— Begin RECORDS TO PROCESS —
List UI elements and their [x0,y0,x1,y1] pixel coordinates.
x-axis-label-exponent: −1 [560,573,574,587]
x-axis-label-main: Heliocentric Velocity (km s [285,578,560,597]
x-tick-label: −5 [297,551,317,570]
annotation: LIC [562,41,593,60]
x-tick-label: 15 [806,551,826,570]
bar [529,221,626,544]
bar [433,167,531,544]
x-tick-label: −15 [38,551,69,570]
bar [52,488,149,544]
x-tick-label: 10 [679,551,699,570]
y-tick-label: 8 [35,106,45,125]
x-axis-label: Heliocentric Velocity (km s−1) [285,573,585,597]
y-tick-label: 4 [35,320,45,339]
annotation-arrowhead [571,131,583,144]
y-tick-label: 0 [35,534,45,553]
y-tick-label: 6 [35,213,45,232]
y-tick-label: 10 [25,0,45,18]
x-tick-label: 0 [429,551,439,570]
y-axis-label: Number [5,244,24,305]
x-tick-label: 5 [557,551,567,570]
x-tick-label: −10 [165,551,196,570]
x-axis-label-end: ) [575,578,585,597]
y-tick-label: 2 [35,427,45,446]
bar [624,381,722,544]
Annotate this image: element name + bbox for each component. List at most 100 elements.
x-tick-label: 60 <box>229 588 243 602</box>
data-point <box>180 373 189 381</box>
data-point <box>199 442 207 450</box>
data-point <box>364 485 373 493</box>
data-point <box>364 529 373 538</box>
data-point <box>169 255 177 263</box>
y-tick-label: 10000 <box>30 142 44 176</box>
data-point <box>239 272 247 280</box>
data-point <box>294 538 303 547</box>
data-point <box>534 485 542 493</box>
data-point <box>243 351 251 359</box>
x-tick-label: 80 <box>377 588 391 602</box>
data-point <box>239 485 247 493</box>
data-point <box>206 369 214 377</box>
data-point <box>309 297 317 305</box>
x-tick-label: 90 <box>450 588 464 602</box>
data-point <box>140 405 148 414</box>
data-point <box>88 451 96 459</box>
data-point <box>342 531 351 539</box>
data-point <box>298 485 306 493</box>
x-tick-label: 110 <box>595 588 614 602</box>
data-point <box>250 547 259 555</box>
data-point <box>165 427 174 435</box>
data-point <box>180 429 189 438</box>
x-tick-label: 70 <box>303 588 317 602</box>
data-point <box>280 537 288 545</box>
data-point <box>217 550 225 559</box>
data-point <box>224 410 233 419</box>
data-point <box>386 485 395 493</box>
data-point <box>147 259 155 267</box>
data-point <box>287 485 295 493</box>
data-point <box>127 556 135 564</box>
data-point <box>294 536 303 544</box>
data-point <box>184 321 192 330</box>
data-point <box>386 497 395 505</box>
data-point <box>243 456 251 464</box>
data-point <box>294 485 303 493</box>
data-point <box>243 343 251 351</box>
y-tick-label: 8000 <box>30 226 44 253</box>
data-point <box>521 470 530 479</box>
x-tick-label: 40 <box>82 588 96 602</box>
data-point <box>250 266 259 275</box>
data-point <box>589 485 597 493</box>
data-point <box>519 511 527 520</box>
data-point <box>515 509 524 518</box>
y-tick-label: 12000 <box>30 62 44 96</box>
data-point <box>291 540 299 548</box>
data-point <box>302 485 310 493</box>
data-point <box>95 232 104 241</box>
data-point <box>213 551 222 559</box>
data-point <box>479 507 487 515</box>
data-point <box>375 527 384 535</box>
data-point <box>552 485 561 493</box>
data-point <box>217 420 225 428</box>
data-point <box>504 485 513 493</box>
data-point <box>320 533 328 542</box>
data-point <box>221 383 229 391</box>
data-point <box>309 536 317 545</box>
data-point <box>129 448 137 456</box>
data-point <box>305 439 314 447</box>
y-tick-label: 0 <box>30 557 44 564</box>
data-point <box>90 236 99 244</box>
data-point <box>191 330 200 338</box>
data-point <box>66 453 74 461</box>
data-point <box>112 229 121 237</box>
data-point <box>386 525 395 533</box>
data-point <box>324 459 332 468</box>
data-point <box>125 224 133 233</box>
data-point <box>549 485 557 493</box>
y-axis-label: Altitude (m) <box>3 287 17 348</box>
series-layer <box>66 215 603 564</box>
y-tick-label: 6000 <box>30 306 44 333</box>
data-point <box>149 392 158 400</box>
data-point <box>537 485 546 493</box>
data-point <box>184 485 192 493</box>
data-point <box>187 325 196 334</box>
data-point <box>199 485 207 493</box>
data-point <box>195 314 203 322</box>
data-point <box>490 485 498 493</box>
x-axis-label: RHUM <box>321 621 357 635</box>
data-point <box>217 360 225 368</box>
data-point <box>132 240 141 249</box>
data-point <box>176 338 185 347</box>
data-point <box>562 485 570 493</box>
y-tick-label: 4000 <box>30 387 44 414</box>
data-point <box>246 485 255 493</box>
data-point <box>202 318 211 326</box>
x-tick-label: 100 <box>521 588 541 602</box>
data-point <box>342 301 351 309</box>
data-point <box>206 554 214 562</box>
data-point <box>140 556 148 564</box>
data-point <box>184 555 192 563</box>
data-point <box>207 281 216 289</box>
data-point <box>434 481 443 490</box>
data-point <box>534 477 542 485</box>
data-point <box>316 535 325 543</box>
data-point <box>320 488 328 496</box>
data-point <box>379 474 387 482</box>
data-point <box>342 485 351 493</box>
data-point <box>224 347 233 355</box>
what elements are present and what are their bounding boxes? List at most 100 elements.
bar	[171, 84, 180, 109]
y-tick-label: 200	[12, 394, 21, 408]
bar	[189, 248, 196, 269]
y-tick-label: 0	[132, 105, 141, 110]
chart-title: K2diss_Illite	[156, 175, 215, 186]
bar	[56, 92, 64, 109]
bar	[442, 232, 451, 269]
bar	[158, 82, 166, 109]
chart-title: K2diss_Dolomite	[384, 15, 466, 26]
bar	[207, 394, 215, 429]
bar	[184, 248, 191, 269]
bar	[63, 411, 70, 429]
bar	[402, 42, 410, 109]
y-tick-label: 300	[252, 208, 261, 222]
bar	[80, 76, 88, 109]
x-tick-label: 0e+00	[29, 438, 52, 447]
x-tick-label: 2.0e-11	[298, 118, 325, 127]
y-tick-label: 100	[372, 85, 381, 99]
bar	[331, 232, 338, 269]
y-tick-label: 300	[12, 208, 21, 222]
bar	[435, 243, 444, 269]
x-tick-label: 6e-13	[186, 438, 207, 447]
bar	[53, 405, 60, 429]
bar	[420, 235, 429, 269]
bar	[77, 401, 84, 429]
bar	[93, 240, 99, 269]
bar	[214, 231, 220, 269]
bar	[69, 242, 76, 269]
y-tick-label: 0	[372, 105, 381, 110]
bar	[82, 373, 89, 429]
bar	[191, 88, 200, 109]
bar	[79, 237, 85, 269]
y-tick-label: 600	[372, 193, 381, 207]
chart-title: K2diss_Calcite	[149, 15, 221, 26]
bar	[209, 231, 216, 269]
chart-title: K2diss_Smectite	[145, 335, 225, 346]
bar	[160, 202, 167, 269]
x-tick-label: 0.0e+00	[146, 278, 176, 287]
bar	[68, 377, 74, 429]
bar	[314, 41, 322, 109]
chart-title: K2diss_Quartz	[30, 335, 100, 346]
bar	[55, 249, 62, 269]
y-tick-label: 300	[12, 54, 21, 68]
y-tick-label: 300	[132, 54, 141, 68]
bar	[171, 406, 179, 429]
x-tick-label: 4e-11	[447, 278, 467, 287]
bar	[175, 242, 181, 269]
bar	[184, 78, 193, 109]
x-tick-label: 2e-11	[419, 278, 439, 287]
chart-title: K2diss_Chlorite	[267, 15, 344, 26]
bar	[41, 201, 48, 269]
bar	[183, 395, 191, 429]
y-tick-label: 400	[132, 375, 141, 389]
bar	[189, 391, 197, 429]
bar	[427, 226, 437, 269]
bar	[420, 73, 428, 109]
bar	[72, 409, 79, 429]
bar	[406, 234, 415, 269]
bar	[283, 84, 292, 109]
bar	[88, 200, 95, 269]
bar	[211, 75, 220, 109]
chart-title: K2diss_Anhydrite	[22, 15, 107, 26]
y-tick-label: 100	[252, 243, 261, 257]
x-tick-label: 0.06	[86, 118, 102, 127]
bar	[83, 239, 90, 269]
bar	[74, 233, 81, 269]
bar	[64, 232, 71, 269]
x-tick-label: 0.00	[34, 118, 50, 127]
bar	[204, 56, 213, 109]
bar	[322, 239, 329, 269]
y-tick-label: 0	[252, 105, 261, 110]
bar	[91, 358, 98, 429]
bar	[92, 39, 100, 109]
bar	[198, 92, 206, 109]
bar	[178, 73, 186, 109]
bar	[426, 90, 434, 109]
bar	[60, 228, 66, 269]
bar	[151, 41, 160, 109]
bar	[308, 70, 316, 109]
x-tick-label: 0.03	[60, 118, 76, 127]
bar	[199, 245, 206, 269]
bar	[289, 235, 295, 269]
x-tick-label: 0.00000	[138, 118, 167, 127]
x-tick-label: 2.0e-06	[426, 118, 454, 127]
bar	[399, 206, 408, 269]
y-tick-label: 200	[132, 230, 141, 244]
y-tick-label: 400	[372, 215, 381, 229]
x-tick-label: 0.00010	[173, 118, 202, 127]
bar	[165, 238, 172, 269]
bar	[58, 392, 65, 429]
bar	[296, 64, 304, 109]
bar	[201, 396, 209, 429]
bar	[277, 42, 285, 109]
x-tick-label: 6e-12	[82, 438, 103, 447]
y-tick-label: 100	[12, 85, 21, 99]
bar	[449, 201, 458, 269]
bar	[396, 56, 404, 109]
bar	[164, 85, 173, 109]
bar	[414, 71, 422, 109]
— End RECORDS TO PROCESS —
Please retype the data above exactly, starting with its first line and going on through the line with "annotation-arrowhead [571,131,583,144]", including both of those lines.

List UI elements and their [x0,y0,x1,y1] pixel coordinates.
x-axis-label-exponent: −1 [560,573,574,587]
x-axis-label-main: Heliocentric Velocity (km s [285,578,560,597]
x-tick-label: −5 [297,551,317,570]
annotation: LIC [562,41,593,60]
x-tick-label: 15 [806,551,826,570]
bar [529,221,626,544]
bar [433,167,531,544]
x-tick-label: −15 [38,551,69,570]
bar [52,488,149,544]
x-tick-label: 10 [679,551,699,570]
y-tick-label: 8 [35,106,45,125]
x-axis-label: Heliocentric Velocity (km s−1) [285,573,585,597]
y-tick-label: 4 [35,320,45,339]
annotation-arrowhead [571,131,583,144]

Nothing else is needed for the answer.